> Exercise prompt: Gather from the material every line that contains the string "this".

> Entries:
· · · · ·

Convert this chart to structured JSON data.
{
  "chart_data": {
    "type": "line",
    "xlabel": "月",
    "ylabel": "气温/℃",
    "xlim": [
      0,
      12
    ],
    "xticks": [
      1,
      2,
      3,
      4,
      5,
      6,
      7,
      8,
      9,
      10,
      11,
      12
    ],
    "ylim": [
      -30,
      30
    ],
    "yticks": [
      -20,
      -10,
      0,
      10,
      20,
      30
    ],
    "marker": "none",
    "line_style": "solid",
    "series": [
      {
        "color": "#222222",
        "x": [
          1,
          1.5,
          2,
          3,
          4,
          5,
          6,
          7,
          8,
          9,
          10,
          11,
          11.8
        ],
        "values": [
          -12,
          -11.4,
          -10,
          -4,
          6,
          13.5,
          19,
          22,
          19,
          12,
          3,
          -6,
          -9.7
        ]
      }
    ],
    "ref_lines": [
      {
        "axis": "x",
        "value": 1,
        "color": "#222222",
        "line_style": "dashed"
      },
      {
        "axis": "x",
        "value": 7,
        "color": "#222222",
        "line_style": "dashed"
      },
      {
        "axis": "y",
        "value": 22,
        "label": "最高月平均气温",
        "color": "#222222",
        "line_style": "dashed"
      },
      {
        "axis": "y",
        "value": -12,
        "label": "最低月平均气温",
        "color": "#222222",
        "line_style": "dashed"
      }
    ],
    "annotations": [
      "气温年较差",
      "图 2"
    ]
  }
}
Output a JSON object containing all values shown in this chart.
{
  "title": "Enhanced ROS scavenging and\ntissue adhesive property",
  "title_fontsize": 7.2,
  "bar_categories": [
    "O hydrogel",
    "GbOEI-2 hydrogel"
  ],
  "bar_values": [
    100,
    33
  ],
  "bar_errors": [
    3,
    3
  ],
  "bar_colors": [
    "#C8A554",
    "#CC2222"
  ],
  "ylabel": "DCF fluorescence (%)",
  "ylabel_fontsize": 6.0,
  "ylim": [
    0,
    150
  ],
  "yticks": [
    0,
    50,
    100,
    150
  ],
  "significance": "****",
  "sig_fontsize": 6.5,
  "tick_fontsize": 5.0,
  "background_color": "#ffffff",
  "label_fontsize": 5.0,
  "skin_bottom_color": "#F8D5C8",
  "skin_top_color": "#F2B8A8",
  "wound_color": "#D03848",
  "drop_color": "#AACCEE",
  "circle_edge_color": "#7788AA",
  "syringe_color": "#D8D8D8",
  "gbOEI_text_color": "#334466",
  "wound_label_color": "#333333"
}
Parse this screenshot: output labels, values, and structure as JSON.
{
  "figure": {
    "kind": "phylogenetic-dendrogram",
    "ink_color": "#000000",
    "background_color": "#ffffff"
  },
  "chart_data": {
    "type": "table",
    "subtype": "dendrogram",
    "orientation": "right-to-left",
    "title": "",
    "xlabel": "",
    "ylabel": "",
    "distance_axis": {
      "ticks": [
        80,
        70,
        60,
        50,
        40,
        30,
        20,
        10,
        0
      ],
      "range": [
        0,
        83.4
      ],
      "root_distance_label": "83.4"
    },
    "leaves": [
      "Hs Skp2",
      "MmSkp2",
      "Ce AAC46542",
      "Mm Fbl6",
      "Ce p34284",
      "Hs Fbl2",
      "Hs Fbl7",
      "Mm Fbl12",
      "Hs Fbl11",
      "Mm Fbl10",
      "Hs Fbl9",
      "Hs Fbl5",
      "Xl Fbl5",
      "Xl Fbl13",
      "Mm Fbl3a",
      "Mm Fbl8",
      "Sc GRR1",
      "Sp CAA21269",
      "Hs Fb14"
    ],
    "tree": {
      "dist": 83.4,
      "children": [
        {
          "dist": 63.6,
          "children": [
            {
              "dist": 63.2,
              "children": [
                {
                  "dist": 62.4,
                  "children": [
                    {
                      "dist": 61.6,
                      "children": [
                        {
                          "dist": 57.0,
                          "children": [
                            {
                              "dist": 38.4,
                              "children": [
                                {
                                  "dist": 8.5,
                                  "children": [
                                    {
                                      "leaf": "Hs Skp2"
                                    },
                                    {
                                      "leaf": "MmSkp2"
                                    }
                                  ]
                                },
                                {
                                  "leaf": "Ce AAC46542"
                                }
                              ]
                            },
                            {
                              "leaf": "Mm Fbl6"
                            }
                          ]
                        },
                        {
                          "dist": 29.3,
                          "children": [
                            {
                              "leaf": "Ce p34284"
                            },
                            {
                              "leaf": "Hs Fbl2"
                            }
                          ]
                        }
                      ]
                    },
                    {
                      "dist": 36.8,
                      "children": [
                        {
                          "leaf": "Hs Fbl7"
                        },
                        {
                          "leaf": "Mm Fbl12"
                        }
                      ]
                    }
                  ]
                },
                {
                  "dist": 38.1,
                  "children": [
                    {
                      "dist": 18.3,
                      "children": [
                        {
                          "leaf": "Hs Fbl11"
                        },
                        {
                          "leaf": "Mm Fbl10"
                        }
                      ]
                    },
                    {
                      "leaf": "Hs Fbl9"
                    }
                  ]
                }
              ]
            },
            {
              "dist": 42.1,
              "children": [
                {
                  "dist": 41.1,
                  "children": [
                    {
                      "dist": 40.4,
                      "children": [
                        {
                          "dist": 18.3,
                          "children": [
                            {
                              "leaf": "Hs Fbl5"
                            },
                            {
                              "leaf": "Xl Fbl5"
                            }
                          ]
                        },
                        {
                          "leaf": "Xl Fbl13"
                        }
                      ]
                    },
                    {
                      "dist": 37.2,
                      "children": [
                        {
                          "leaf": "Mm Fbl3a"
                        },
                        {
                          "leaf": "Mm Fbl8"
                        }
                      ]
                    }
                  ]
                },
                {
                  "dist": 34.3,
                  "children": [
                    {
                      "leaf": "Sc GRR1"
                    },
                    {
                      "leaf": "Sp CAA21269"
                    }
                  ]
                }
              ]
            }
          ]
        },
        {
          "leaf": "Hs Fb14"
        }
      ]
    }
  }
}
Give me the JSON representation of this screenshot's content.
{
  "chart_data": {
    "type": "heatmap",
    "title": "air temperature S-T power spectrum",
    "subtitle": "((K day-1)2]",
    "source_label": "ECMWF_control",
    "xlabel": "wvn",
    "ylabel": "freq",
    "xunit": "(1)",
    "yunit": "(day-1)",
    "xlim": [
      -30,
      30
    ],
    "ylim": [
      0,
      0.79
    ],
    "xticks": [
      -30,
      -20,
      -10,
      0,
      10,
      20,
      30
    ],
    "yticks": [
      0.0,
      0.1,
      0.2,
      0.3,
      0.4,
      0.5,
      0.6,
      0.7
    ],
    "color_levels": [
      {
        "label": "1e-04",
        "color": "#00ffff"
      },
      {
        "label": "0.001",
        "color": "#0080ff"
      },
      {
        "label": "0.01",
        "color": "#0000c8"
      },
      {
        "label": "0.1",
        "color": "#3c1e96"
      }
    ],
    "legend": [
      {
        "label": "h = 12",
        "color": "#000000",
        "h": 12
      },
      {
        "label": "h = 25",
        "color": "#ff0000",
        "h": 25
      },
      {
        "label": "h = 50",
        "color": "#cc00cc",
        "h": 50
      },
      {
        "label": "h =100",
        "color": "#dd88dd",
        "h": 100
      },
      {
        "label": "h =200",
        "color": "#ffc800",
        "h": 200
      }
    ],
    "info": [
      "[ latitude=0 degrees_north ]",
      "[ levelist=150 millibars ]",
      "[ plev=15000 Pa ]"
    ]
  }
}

· · · · ·

> Solution:
Convert this chart to structured JSON data.
Output a JSON object containing all values shown in this chart.
Parse this screenshot: output labels, values, and structure as JSON.
Give me the JSON representation of this screenshot's content.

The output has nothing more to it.